--- START Data shown ---

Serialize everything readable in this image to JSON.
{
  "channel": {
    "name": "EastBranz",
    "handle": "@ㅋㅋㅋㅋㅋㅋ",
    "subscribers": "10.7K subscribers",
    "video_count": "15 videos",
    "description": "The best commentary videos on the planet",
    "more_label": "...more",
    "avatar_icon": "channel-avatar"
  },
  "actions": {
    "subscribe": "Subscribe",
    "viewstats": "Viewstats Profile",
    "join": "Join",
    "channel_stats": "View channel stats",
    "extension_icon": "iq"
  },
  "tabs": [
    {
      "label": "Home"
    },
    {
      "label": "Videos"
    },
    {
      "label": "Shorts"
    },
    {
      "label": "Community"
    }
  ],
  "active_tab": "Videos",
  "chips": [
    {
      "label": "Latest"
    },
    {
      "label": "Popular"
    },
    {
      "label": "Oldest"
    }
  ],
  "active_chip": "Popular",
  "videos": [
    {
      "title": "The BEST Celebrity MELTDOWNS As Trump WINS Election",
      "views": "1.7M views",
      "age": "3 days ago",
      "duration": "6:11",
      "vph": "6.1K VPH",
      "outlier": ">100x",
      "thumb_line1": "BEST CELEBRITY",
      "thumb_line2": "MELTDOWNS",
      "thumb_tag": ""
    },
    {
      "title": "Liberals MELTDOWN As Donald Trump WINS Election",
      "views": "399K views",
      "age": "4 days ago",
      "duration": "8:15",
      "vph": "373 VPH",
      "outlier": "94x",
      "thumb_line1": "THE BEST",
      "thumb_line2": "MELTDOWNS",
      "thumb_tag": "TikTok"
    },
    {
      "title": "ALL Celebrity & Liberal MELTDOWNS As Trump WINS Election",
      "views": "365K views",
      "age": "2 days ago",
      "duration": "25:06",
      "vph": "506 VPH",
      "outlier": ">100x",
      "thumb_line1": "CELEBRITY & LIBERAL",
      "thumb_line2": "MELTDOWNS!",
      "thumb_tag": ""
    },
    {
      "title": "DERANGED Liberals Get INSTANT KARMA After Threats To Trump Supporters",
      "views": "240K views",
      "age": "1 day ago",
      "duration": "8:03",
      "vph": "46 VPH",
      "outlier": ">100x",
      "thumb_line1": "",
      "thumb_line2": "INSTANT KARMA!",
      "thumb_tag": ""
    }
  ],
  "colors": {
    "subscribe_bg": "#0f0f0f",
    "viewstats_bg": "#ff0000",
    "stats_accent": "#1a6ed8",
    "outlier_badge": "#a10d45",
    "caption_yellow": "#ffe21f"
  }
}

--- END Data shown ---

All of the data must be returned exactly.

Exercise answer:
Serialize everything readable in this image to JSON.
{
  "channel": {
    "name": "EastBranz",
    "handle": "@ㅋㅋㅋㅋㅋㅋ",
    "subscribers": "10.7K subscribers",
    "video_count": "15 videos",
    "description": "The best commentary videos on the planet",
    "more_label": "...more",
    "avatar_icon": "channel-avatar"
  },
  "actions": {
    "subscribe": "Subscribe",
    "viewstats": "Viewstats Profile",
    "join": "Join",
    "channel_stats": "View channel stats",
    "extension_icon": "iq"
  },
  "tabs": [
    {
      "label": "Home"
    },
    {
      "label": "Videos"
    },
    {
      "label": "Shorts"
    },
    {
      "label": "Community"
    }
  ],
  "active_tab": "Videos",
  "chips": [
    {
      "label": "Latest"
    },
    {
      "label": "Popular"
    },
    {
      "label": "Oldest"
    }
  ],
  "active_chip": "Popular",
  "videos": [
    {
      "title": "The BEST Celebrity MELTDOWNS As Trump WINS Election",
      "views": "1.7M views",
      "age": "3 days ago",
      "duration": "6:11",
      "vph": "6.1K VPH",
      "outlier": ">100x",
      "thumb_line1": "BEST CELEBRITY",
      "thumb_line2": "MELTDOWNS",
      "thumb_tag": ""
    },
    {
      "title": "Liberals MELTDOWN As Donald Trump WINS Election",
      "views": "399K views",
      "age": "4 days ago",
      "duration": "8:15",
      "vph": "373 VPH",
      "outlier": "94x",
      "thumb_line1": "THE BEST",
      "thumb_line2": "MELTDOWNS",
      "thumb_tag": "TikTok"
    },
    {
      "title": "ALL Celebrity & Liberal MELTDOWNS As Trump WINS Election",
      "views": "365K views",
      "age": "2 days ago",
      "duration": "25:06",
      "vph": "506 VPH",
      "outlier": ">100x",
      "thumb_line1": "CELEBRITY & LIBERAL",
      "thumb_line2": "MELTDOWNS!",
      "thumb_tag": ""
    },
    {
      "title": "DERANGED Liberals Get INSTANT KARMA After Threats To Trump Supporters",
      "views": "240K views",
      "age": "1 day ago",
      "duration": "8:03",
      "vph": "46 VPH",
      "outlier": ">100x",
      "thumb_line1": "",
      "thumb_line2": "INSTANT KARMA!",
      "thumb_tag": ""
    }
  ],
  "colors": {
    "subscribe_bg": "#0f0f0f",
    "viewstats_bg": "#ff0000",
    "stats_accent": "#1a6ed8",
    "outlier_badge": "#a10d45",
    "caption_yellow": "#ffe21f"
  }
}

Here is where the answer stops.